_EXERCISE_:
Only lines holding the string "Time" are wanted; copy each one from the material.
## START DATA ROWS
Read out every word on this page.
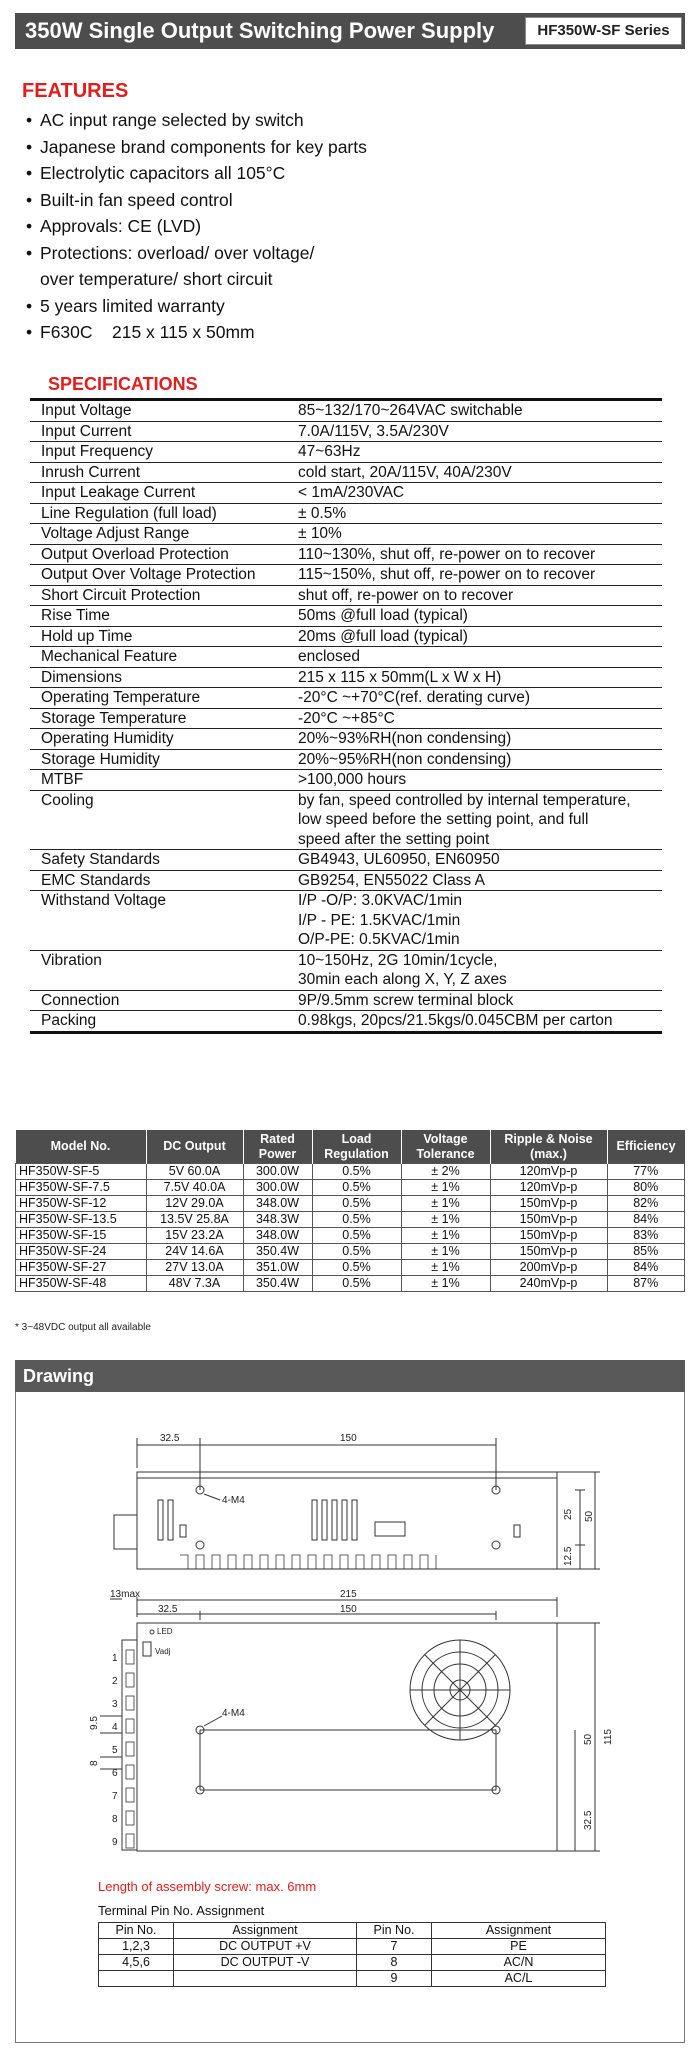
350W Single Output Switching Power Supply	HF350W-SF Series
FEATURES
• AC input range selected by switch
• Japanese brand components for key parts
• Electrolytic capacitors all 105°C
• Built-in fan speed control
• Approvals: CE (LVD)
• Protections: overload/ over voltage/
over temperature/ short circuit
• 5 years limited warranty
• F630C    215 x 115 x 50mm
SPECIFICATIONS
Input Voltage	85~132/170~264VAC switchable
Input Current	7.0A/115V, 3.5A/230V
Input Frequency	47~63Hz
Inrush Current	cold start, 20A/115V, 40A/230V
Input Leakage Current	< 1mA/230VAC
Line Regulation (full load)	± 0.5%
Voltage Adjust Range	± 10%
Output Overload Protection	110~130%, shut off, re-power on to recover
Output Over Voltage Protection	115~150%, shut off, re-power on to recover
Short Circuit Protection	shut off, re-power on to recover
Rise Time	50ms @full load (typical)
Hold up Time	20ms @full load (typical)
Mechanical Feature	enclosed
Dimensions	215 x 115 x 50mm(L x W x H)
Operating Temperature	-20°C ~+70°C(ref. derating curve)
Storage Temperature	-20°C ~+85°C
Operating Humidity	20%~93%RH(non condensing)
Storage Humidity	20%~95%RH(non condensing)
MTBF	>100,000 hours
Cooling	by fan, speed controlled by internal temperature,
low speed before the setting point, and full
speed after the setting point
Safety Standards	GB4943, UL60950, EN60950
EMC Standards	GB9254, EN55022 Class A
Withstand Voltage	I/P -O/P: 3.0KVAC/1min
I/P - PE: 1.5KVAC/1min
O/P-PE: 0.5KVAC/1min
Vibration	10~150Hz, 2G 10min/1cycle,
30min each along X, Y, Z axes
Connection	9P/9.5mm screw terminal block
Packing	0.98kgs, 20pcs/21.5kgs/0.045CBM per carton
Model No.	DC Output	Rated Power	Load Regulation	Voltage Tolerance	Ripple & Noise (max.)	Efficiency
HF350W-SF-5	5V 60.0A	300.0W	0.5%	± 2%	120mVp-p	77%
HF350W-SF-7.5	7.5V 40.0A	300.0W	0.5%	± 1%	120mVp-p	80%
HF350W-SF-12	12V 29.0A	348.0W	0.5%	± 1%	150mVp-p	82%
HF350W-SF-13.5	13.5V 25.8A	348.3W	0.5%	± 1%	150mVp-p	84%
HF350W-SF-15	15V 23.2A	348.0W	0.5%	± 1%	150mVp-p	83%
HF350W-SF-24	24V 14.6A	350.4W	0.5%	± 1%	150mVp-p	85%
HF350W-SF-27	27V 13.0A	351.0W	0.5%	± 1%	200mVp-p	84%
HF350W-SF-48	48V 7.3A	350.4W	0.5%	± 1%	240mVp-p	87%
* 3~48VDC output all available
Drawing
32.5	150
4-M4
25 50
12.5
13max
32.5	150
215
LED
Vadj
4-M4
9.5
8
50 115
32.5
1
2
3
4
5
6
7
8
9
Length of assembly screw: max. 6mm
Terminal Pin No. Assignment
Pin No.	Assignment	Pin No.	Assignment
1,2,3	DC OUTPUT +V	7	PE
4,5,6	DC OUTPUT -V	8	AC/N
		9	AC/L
## END DATA ROWS
## START DATA ROWS
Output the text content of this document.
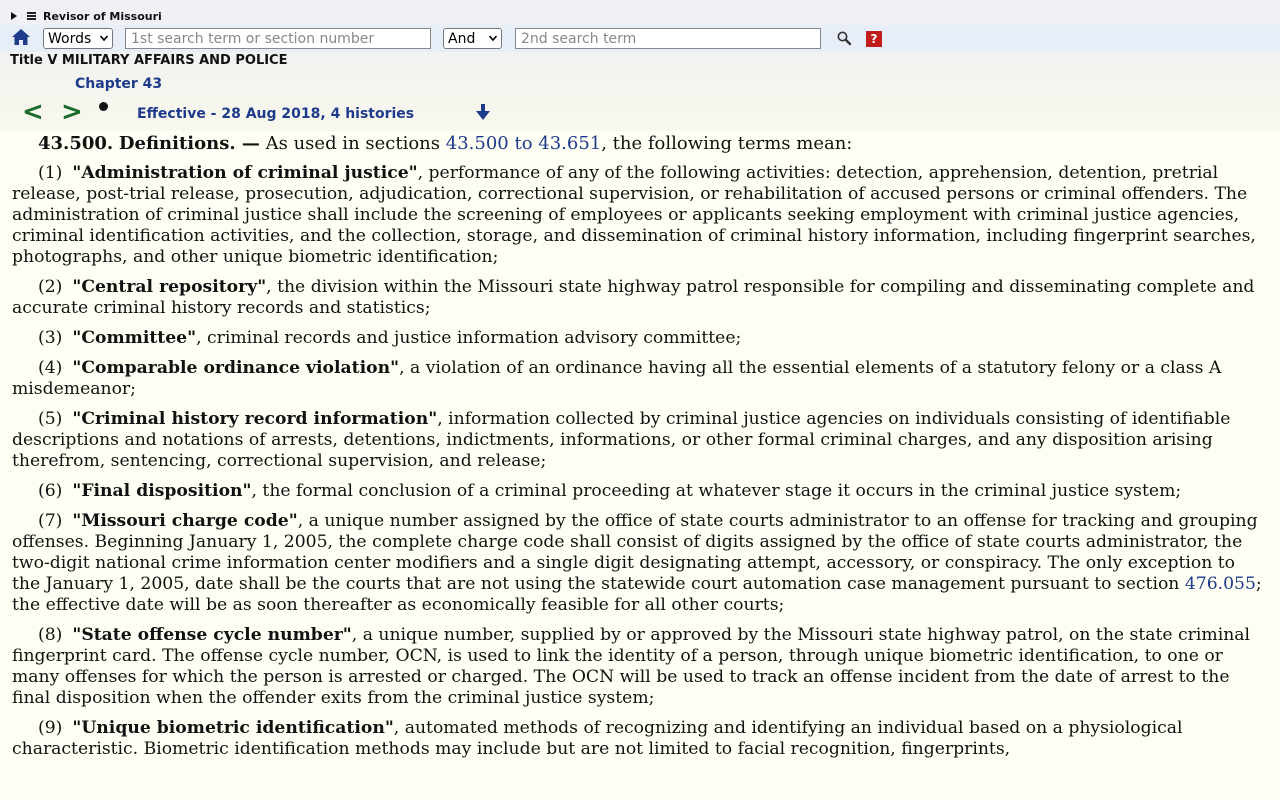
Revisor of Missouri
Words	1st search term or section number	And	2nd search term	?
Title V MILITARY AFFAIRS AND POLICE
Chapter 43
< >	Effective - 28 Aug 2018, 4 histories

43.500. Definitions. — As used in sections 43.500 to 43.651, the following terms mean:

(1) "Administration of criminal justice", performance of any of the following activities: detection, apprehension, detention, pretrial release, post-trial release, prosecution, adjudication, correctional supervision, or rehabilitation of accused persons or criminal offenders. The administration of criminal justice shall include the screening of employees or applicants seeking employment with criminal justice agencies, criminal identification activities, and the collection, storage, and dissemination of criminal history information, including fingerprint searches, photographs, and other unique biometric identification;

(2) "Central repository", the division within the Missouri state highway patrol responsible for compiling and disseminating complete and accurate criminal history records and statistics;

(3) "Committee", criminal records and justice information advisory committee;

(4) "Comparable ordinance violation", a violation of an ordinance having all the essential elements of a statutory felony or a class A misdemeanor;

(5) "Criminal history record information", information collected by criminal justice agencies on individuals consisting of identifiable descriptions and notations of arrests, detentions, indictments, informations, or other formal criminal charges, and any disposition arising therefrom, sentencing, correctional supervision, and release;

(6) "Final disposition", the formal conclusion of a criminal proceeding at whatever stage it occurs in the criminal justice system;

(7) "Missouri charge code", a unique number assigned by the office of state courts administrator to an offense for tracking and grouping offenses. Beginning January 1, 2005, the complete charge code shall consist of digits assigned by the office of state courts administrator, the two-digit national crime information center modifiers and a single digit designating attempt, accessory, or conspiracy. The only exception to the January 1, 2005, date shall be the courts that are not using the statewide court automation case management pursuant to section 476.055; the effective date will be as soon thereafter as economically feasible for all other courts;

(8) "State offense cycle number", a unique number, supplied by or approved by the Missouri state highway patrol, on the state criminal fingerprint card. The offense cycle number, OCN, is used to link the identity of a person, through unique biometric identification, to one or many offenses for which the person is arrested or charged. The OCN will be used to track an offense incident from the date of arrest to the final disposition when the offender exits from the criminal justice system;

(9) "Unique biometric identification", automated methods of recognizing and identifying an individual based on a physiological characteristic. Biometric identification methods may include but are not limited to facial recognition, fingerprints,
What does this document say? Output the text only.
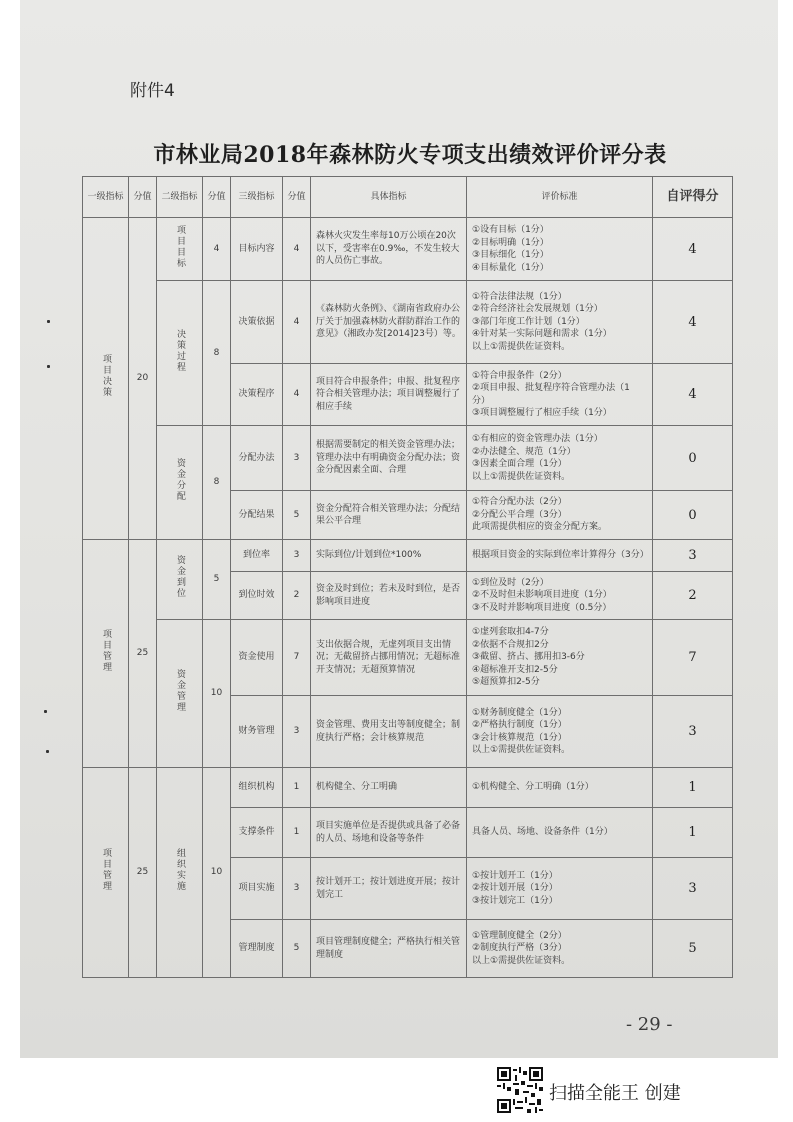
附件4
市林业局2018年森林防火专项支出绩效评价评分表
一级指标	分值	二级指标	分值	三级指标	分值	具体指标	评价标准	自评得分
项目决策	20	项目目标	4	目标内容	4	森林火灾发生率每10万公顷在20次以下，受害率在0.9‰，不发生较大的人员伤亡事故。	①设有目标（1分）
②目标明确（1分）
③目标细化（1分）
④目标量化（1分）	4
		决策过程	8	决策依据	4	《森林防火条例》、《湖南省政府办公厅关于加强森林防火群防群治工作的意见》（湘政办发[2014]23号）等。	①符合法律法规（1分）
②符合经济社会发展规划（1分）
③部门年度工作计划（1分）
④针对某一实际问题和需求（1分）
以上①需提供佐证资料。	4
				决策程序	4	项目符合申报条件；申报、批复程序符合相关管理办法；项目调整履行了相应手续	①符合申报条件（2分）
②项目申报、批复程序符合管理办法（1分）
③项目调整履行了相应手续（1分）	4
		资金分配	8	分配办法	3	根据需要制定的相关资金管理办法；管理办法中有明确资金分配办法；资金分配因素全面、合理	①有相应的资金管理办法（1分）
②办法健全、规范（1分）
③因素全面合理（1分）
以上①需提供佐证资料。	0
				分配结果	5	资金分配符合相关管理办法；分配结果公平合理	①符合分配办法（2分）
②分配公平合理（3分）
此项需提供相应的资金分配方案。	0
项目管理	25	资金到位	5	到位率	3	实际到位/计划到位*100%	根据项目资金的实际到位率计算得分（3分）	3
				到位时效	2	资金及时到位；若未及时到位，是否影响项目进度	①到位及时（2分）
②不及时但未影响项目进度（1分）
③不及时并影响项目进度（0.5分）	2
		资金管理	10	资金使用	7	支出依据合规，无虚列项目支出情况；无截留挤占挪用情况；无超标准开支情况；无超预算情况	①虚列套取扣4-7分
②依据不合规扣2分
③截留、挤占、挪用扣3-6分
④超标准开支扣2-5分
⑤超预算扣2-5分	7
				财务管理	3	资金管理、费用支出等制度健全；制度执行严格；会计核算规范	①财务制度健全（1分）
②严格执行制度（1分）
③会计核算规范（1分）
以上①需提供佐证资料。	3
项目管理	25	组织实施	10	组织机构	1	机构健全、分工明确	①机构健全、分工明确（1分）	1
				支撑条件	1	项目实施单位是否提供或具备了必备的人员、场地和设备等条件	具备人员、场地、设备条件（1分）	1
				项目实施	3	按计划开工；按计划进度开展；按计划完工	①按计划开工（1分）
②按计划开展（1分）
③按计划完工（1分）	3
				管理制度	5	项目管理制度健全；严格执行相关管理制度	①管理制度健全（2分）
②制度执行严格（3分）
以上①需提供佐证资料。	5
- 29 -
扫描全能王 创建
## END DATA ROWS
_RESULT OF THE EXERCISE_:
Rise Time	50ms @full load (typical)
Hold up Time	20ms @full load (typical)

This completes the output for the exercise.